▶ [WHAT THE EXERCISE ASKS]: Below are records. Copy every line with "Municipality" in it.

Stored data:
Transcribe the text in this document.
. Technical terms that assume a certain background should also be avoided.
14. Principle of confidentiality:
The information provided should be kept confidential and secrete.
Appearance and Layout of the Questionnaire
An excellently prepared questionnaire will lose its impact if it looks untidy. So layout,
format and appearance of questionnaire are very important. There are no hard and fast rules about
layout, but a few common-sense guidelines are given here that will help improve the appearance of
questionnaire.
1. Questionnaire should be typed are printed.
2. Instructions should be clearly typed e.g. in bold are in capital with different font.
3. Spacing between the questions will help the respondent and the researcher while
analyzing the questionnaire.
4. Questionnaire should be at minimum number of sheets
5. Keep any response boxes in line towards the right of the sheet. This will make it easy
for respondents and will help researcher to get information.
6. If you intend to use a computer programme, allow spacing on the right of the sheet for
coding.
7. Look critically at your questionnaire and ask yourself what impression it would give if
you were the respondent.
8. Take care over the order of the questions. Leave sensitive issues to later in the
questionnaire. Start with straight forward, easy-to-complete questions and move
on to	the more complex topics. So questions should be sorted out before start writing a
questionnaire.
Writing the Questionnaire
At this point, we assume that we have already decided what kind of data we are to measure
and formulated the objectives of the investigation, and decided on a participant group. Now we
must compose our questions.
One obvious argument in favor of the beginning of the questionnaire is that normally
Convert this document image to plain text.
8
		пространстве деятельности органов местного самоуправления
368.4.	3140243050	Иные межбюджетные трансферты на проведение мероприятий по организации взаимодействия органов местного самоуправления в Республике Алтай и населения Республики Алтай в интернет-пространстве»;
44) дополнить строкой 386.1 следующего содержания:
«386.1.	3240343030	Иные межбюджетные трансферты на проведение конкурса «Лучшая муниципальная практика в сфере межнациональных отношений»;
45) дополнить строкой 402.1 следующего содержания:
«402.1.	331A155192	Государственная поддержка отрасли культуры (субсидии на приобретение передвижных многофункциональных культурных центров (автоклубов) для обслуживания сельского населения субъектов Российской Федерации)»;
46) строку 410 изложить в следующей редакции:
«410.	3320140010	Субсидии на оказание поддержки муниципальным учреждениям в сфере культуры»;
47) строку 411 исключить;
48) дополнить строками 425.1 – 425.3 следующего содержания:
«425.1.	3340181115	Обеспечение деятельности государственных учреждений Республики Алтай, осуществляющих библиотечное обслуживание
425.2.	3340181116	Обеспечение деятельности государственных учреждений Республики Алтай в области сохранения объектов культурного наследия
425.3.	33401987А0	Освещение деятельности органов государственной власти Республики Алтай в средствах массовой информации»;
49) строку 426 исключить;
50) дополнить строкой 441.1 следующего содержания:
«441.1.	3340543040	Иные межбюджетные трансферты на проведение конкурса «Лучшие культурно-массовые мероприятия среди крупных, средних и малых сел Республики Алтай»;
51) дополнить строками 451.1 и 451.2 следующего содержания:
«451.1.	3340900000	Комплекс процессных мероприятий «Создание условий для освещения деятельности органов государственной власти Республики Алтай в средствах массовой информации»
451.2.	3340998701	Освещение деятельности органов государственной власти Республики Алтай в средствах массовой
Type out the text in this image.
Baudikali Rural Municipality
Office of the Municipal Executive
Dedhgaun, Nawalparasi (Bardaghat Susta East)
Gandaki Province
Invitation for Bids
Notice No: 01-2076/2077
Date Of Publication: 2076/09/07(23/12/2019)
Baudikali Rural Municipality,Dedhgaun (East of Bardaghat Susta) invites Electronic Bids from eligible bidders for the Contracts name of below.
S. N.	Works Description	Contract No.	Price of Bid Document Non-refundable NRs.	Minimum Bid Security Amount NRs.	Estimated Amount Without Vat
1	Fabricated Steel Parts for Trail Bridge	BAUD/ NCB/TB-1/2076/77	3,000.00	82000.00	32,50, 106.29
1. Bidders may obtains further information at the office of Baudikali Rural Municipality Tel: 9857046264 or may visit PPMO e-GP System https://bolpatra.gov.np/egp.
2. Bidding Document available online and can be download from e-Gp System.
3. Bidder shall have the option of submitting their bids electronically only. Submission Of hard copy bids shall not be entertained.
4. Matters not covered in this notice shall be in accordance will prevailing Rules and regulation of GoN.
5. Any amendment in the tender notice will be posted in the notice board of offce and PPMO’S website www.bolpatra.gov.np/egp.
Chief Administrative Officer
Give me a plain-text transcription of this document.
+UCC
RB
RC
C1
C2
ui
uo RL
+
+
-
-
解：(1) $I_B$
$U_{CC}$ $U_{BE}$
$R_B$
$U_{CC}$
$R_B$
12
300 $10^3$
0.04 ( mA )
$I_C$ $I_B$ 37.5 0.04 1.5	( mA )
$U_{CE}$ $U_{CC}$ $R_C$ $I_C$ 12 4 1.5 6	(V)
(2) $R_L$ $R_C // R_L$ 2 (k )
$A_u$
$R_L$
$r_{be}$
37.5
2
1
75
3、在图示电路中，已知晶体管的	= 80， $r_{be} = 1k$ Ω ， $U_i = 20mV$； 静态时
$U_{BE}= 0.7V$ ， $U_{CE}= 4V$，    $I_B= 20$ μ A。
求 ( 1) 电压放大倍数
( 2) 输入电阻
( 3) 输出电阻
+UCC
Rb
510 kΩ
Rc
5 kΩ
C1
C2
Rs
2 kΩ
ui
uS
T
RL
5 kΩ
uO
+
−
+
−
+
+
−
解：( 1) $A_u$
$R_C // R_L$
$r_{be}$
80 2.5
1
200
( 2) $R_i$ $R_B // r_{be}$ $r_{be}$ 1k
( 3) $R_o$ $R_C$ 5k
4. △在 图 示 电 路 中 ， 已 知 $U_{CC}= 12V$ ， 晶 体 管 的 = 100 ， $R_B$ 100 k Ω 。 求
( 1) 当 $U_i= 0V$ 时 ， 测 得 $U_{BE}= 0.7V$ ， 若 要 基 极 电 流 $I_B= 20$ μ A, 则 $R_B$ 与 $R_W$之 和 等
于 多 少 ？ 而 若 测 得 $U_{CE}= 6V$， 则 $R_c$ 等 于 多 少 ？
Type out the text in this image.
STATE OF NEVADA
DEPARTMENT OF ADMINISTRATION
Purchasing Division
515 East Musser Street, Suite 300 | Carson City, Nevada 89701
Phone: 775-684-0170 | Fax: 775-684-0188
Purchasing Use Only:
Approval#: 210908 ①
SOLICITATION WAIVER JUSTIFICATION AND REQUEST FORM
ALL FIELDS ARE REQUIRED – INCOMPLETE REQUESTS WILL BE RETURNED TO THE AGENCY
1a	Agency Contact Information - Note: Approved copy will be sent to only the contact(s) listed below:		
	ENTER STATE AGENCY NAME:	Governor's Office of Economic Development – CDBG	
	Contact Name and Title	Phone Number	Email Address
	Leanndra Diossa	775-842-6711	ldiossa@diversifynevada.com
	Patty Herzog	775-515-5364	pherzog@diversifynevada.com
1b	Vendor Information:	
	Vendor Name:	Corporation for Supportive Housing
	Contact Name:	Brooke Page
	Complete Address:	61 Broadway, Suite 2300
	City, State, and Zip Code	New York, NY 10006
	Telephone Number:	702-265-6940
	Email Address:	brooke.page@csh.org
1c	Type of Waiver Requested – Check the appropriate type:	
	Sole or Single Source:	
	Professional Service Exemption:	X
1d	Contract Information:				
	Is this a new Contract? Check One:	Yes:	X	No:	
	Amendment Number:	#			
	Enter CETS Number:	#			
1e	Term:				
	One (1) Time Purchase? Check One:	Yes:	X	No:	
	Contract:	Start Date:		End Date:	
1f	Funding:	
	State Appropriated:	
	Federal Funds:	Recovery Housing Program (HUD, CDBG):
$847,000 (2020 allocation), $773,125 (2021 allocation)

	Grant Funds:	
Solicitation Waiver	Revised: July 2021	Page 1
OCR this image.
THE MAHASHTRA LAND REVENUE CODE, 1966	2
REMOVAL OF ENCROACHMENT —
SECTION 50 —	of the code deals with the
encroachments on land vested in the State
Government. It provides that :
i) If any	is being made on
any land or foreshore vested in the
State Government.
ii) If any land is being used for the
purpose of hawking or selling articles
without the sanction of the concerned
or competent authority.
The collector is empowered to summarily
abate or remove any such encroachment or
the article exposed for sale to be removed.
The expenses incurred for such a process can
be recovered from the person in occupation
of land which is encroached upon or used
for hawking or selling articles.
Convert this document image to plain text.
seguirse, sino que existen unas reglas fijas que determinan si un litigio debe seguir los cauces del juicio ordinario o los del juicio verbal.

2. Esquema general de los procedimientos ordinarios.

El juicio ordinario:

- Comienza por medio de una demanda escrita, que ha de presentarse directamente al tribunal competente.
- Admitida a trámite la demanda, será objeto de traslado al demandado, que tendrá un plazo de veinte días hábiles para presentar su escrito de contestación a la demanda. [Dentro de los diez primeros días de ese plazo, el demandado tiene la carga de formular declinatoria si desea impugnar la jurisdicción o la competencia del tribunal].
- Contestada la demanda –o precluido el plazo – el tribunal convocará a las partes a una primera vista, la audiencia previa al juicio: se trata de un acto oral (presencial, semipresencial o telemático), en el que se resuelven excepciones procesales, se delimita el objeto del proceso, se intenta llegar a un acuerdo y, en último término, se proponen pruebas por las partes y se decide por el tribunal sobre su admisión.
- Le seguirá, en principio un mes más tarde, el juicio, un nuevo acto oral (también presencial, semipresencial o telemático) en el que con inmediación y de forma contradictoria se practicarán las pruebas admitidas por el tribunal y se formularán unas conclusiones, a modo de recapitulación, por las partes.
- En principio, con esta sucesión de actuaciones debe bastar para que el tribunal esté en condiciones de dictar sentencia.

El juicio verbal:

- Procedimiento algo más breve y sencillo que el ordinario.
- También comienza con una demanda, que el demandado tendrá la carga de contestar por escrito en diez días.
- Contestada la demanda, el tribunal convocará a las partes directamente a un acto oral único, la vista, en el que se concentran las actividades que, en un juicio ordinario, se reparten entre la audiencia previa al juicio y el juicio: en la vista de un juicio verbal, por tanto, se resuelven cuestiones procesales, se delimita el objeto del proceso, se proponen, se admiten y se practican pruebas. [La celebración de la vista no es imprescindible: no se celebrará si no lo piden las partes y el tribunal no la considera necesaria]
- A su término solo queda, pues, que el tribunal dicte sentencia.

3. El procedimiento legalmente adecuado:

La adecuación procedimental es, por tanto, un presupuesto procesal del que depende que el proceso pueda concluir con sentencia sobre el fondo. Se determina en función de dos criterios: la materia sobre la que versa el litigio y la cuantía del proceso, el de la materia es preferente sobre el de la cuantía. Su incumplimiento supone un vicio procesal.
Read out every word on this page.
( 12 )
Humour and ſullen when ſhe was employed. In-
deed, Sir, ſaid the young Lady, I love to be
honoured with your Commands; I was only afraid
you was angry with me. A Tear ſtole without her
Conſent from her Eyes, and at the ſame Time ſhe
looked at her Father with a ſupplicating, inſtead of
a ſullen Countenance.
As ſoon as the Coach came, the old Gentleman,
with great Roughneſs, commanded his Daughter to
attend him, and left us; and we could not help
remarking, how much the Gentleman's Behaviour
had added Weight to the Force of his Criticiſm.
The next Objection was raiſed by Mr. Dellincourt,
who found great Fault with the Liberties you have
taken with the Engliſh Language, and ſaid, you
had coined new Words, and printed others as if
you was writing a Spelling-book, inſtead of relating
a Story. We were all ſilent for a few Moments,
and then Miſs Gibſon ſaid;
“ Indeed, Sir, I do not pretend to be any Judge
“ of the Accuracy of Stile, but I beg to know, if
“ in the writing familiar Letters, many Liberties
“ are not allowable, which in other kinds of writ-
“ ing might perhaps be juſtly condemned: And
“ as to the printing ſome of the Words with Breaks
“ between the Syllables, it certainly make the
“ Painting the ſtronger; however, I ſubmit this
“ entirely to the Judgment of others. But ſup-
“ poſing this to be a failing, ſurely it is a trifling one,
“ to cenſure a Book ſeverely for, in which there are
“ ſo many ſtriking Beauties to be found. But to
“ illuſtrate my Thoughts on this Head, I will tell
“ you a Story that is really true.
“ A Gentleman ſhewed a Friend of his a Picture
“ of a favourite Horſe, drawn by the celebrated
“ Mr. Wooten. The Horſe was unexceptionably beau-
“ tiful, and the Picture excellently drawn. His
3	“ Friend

▶ [RESPONSE TO THIS TASK]:
Baudikali Rural Municipality
Baudikali Rural Municipality,Dedhgaun (East of Bardaghat Susta) invites Electronic Bids from eligible bidders for the Contracts name of below.
1. Bidders may obtains further information at the office of Baudikali Rural Municipality Tel: 9857046264 or may visit PPMO e-GP System https://bolpatra.gov.np/egp.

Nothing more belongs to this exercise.